§ What you will do: Write out each record below exactly as it appears, with no pictures.

[START]

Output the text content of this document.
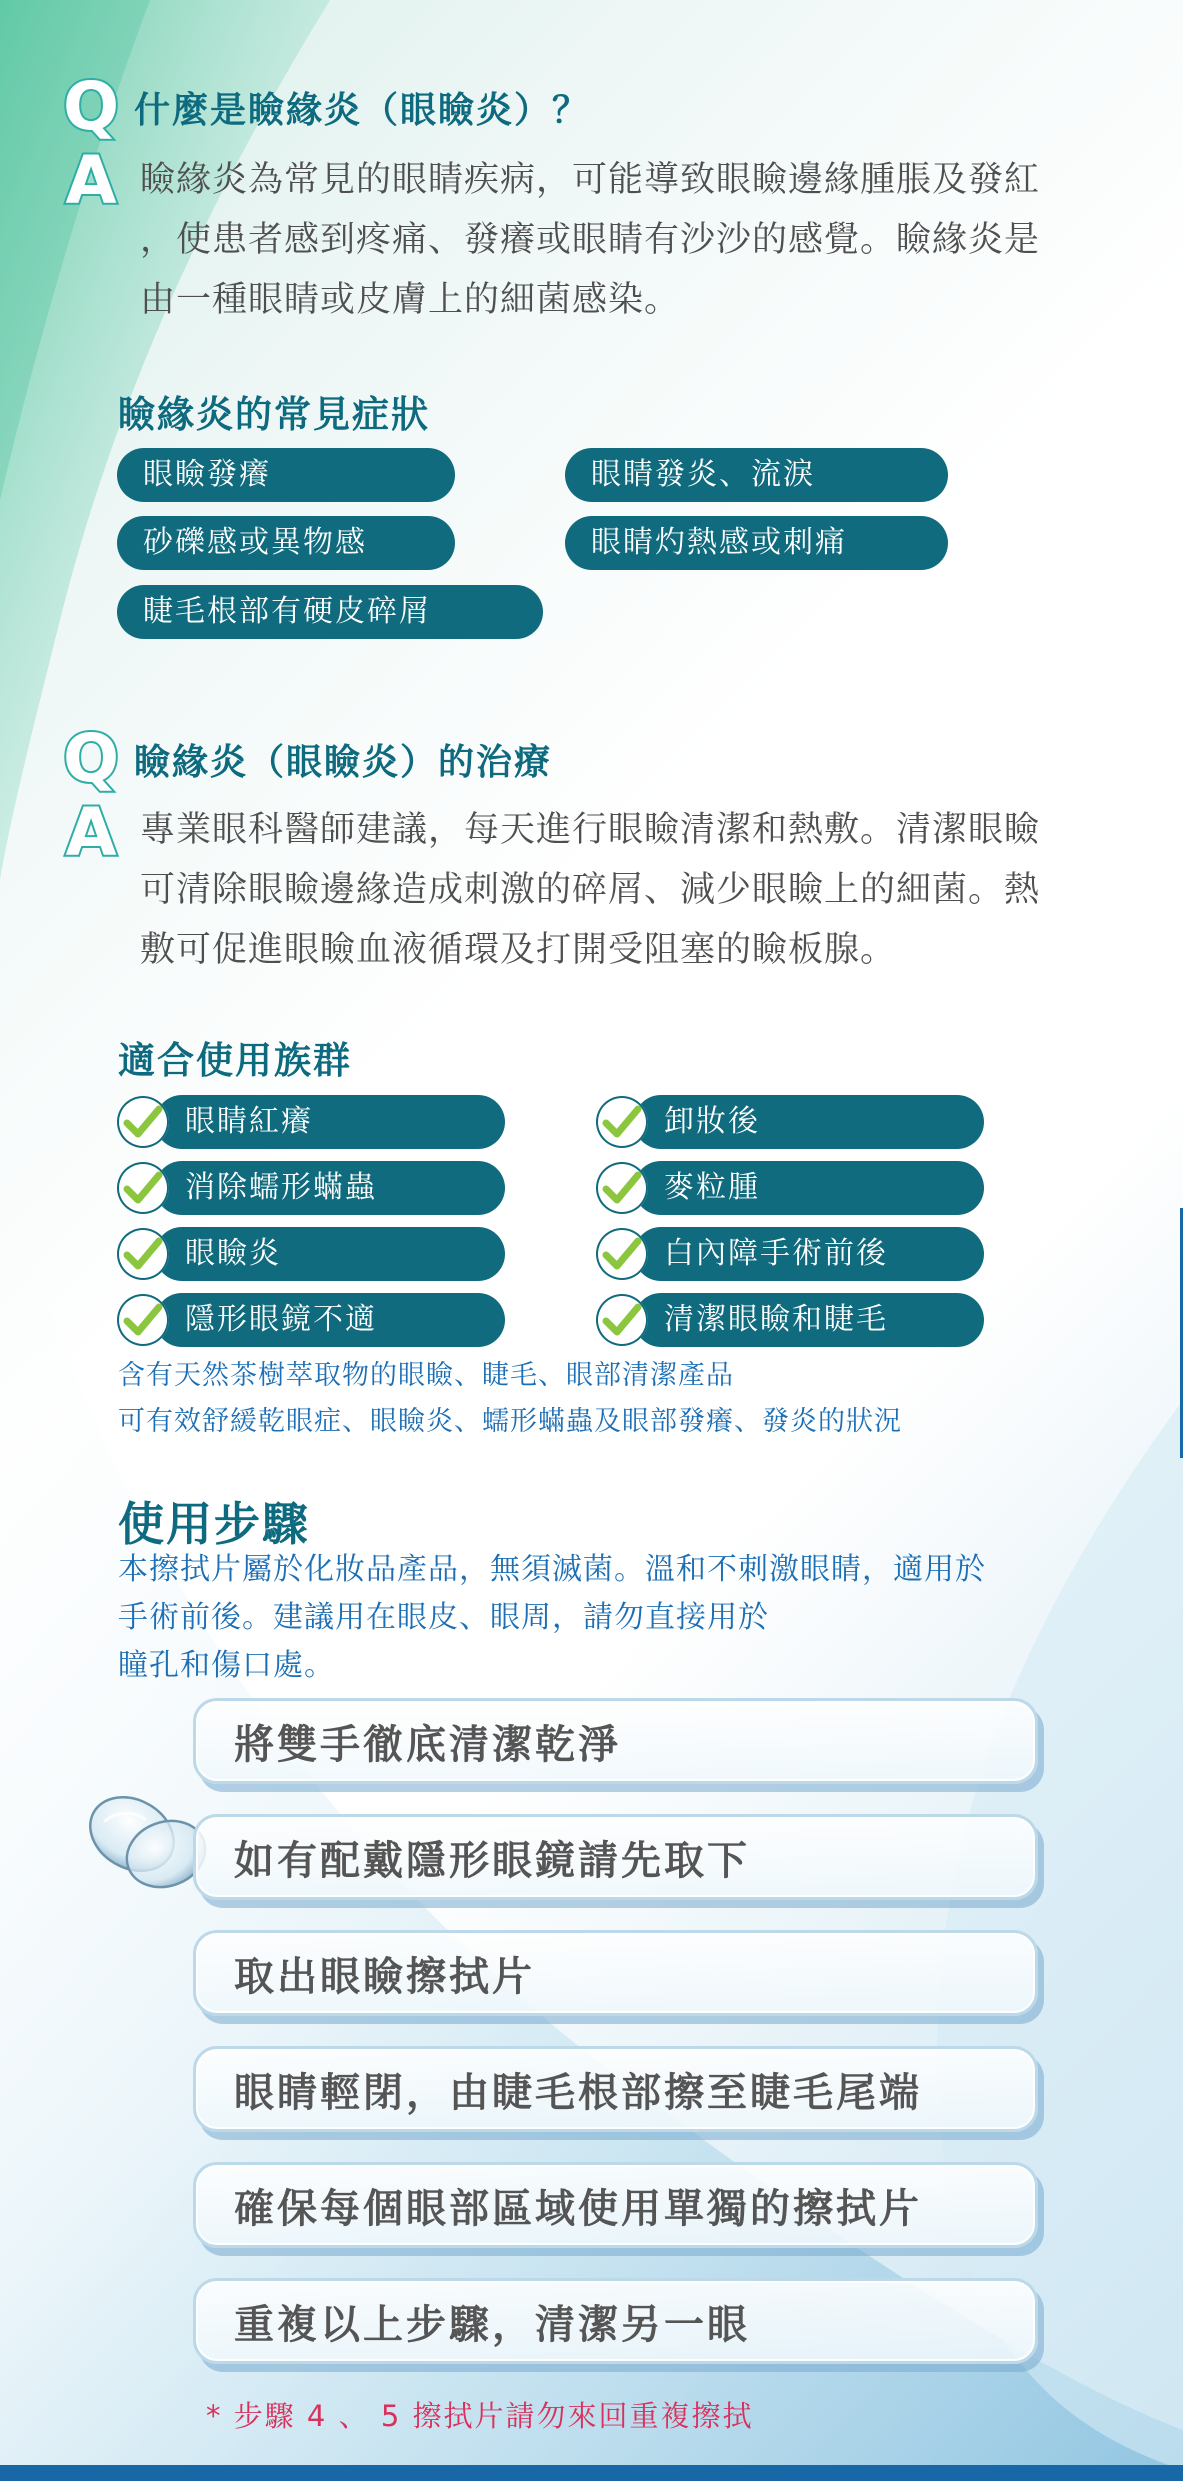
Q 什麼是瞼緣炎（眼瞼炎）？
A 瞼緣炎為常見的眼睛疾病，可能導致眼瞼邊緣腫脹及發紅
，使患者感到疼痛、發癢或眼睛有沙沙的感覺。瞼緣炎是
由一種眼睛或皮膚上的細菌感染。
瞼緣炎的常見症狀
眼瞼發癢	眼睛發炎、流淚
砂礫感或異物感	眼睛灼熱感或刺痛
睫毛根部有硬皮碎屑
Q 瞼緣炎（眼瞼炎）的治療
A 專業眼科醫師建議，每天進行眼瞼清潔和熱敷。清潔眼瞼
可清除眼瞼邊緣造成刺激的碎屑、減少眼瞼上的細菌。熱
敷可促進眼瞼血液循環及打開受阻塞的瞼板腺。
適合使用族群
眼睛紅癢	卸妝後
消除蠕形蟎蟲	麥粒腫
眼瞼炎	白內障手術前後
隱形眼鏡不適	清潔眼瞼和睫毛
含有天然茶樹萃取物的眼瞼、睫毛、眼部清潔產品
可有效舒緩乾眼症、眼瞼炎、蠕形蟎蟲及眼部發癢、發炎的狀況
使用步驟
本擦拭片屬於化妝品產品，無須滅菌。溫和不刺激眼睛，適用於
手術前後。建議用在眼皮、眼周，請勿直接用於
瞳孔和傷口處。
將雙手徹底清潔乾淨
如有配戴隱形眼鏡請先取下
取出眼瞼擦拭片
眼睛輕閉，由睫毛根部擦至睫毛尾端
確保每個眼部區域使用單獨的擦拭片
重複以上步驟，清潔另一眼
* 步驟 4 、 5 擦拭片請勿來回重複擦拭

[END]

§ Completed task:
Output the text content of this document.
Q 什麼是瞼緣炎（眼瞼炎）？
A 瞼緣炎為常見的眼睛疾病，可能導致眼瞼邊緣腫脹及發紅
，使患者感到疼痛、發癢或眼睛有沙沙的感覺。瞼緣炎是
由一種眼睛或皮膚上的細菌感染。
瞼緣炎的常見症狀
眼瞼發癢	眼睛發炎、流淚
砂礫感或異物感	眼睛灼熱感或刺痛
睫毛根部有硬皮碎屑
Q 瞼緣炎（眼瞼炎）的治療
A 專業眼科醫師建議，每天進行眼瞼清潔和熱敷。清潔眼瞼
可清除眼瞼邊緣造成刺激的碎屑、減少眼瞼上的細菌。熱
敷可促進眼瞼血液循環及打開受阻塞的瞼板腺。
適合使用族群
眼睛紅癢	卸妝後
消除蠕形蟎蟲	麥粒腫
眼瞼炎	白內障手術前後
隱形眼鏡不適	清潔眼瞼和睫毛
含有天然茶樹萃取物的眼瞼、睫毛、眼部清潔產品
可有效舒緩乾眼症、眼瞼炎、蠕形蟎蟲及眼部發癢、發炎的狀況
使用步驟
本擦拭片屬於化妝品產品，無須滅菌。溫和不刺激眼睛，適用於
手術前後。建議用在眼皮、眼周，請勿直接用於
瞳孔和傷口處。
將雙手徹底清潔乾淨
如有配戴隱形眼鏡請先取下
取出眼瞼擦拭片
眼睛輕閉，由睫毛根部擦至睫毛尾端
確保每個眼部區域使用單獨的擦拭片
重複以上步驟，清潔另一眼
* 步驟 4 、 5 擦拭片請勿來回重複擦拭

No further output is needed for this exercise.